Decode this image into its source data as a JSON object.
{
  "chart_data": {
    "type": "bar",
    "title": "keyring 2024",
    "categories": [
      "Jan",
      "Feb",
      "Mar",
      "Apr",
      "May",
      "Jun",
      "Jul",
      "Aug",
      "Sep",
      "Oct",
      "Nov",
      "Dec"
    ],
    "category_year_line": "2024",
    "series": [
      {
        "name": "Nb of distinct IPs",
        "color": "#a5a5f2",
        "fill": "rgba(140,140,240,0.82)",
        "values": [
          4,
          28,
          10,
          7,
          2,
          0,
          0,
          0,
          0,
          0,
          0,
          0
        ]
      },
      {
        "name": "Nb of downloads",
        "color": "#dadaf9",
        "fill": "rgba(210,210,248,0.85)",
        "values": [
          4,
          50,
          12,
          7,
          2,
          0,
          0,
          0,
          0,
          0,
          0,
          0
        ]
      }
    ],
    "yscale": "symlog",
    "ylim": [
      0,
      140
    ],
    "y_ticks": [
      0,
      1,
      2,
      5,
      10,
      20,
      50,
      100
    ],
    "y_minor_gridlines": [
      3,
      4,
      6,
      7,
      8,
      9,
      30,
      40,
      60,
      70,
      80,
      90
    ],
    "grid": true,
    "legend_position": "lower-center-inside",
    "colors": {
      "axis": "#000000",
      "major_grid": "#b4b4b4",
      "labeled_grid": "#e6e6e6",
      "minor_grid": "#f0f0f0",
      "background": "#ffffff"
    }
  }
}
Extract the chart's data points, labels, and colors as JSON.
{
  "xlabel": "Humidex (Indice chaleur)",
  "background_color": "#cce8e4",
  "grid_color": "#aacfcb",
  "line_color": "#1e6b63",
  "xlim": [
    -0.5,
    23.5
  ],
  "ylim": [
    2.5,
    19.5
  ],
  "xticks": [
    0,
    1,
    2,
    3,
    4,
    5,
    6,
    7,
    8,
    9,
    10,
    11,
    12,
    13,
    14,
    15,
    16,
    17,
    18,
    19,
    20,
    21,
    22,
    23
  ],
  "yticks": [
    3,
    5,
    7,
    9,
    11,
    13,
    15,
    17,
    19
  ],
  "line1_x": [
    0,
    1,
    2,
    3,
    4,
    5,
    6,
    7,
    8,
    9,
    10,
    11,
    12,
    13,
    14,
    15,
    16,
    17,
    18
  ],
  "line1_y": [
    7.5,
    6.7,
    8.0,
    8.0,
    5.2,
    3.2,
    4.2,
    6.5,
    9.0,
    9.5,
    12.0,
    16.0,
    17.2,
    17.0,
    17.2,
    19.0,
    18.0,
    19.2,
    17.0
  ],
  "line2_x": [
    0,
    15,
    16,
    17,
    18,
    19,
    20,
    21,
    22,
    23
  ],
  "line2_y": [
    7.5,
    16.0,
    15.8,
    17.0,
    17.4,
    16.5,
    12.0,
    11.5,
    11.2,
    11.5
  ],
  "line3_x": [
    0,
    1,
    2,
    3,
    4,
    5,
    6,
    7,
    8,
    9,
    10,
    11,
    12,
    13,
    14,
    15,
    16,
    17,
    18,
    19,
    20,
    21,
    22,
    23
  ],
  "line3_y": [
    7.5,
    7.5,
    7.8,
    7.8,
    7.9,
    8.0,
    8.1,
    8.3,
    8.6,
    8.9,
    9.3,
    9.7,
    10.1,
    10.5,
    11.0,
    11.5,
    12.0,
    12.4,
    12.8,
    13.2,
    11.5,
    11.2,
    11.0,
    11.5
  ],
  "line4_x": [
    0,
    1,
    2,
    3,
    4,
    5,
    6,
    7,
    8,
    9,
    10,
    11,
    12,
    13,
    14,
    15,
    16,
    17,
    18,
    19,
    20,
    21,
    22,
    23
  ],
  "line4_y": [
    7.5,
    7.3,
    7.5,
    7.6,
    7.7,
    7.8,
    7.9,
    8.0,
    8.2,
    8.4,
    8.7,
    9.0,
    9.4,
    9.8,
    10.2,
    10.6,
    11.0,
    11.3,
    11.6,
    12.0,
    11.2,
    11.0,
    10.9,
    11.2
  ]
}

===============

▶ Required work
Can you reproduce all the material exactly?

▶ The answer
Decode this image into its source data as a JSON object.
{
  "chart_data": {
    "type": "bar",
    "title": "keyring 2024",
    "categories": [
      "Jan",
      "Feb",
      "Mar",
      "Apr",
      "May",
      "Jun",
      "Jul",
      "Aug",
      "Sep",
      "Oct",
      "Nov",
      "Dec"
    ],
    "category_year_line": "2024",
    "series": [
      {
        "name": "Nb of distinct IPs",
        "color": "#a5a5f2",
        "fill": "rgba(140,140,240,0.82)",
        "values": [
          4,
          28,
          10,
          7,
          2,
          0,
          0,
          0,
          0,
          0,
          0,
          0
        ]
      },
      {
        "name": "Nb of downloads",
        "color": "#dadaf9",
        "fill": "rgba(210,210,248,0.85)",
        "values": [
          4,
          50,
          12,
          7,
          2,
          0,
          0,
          0,
          0,
          0,
          0,
          0
        ]
      }
    ],
    "yscale": "symlog",
    "ylim": [
      0,
      140
    ],
    "y_ticks": [
      0,
      1,
      2,
      5,
      10,
      20,
      50,
      100
    ],
    "y_minor_gridlines": [
      3,
      4,
      6,
      7,
      8,
      9,
      30,
      40,
      60,
      70,
      80,
      90
    ],
    "grid": true,
    "legend_position": "lower-center-inside",
    "colors": {
      "axis": "#000000",
      "major_grid": "#b4b4b4",
      "labeled_grid": "#e6e6e6",
      "minor_grid": "#f0f0f0",
      "background": "#ffffff"
    }
  }
}
Extract the chart's data points, labels, and colors as JSON.
{
  "xlabel": "Humidex (Indice chaleur)",
  "background_color": "#cce8e4",
  "grid_color": "#aacfcb",
  "line_color": "#1e6b63",
  "xlim": [
    -0.5,
    23.5
  ],
  "ylim": [
    2.5,
    19.5
  ],
  "xticks": [
    0,
    1,
    2,
    3,
    4,
    5,
    6,
    7,
    8,
    9,
    10,
    11,
    12,
    13,
    14,
    15,
    16,
    17,
    18,
    19,
    20,
    21,
    22,
    23
  ],
  "yticks": [
    3,
    5,
    7,
    9,
    11,
    13,
    15,
    17,
    19
  ],
  "line1_x": [
    0,
    1,
    2,
    3,
    4,
    5,
    6,
    7,
    8,
    9,
    10,
    11,
    12,
    13,
    14,
    15,
    16,
    17,
    18
  ],
  "line1_y": [
    7.5,
    6.7,
    8.0,
    8.0,
    5.2,
    3.2,
    4.2,
    6.5,
    9.0,
    9.5,
    12.0,
    16.0,
    17.2,
    17.0,
    17.2,
    19.0,
    18.0,
    19.2,
    17.0
  ],
  "line2_x": [
    0,
    15,
    16,
    17,
    18,
    19,
    20,
    21,
    22,
    23
  ],
  "line2_y": [
    7.5,
    16.0,
    15.8,
    17.0,
    17.4,
    16.5,
    12.0,
    11.5,
    11.2,
    11.5
  ],
  "line3_x": [
    0,
    1,
    2,
    3,
    4,
    5,
    6,
    7,
    8,
    9,
    10,
    11,
    12,
    13,
    14,
    15,
    16,
    17,
    18,
    19,
    20,
    21,
    22,
    23
  ],
  "line3_y": [
    7.5,
    7.5,
    7.8,
    7.8,
    7.9,
    8.0,
    8.1,
    8.3,
    8.6,
    8.9,
    9.3,
    9.7,
    10.1,
    10.5,
    11.0,
    11.5,
    12.0,
    12.4,
    12.8,
    13.2,
    11.5,
    11.2,
    11.0,
    11.5
  ],
  "line4_x": [
    0,
    1,
    2,
    3,
    4,
    5,
    6,
    7,
    8,
    9,
    10,
    11,
    12,
    13,
    14,
    15,
    16,
    17,
    18,
    19,
    20,
    21,
    22,
    23
  ],
  "line4_y": [
    7.5,
    7.3,
    7.5,
    7.6,
    7.7,
    7.8,
    7.9,
    8.0,
    8.2,
    8.4,
    8.7,
    9.0,
    9.4,
    9.8,
    10.2,
    10.6,
    11.0,
    11.3,
    11.6,
    12.0,
    11.2,
    11.0,
    10.9,
    11.2
  ]
}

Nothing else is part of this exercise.